* Short problem
In the records that follow, locate every line with "label" and extract it.

* Given entries
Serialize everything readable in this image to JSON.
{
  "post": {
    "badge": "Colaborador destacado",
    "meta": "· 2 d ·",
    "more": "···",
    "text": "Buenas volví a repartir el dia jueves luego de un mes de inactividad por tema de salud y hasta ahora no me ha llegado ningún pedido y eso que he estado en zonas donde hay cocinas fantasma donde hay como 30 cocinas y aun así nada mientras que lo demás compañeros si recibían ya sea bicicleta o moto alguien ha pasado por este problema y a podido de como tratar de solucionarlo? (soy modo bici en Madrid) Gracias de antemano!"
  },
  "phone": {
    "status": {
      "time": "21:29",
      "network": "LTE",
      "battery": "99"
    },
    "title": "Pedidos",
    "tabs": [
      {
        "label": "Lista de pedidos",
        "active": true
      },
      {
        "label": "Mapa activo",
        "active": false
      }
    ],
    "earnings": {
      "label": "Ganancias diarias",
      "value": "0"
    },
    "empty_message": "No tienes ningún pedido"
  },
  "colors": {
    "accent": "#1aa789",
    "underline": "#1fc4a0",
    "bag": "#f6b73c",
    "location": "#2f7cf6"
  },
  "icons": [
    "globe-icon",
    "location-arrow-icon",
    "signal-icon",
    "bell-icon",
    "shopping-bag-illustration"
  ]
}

* Response to this task
        "label": "Lista de pedidos",
        "label": "Mapa activo",
      "label": "Ganancias diarias",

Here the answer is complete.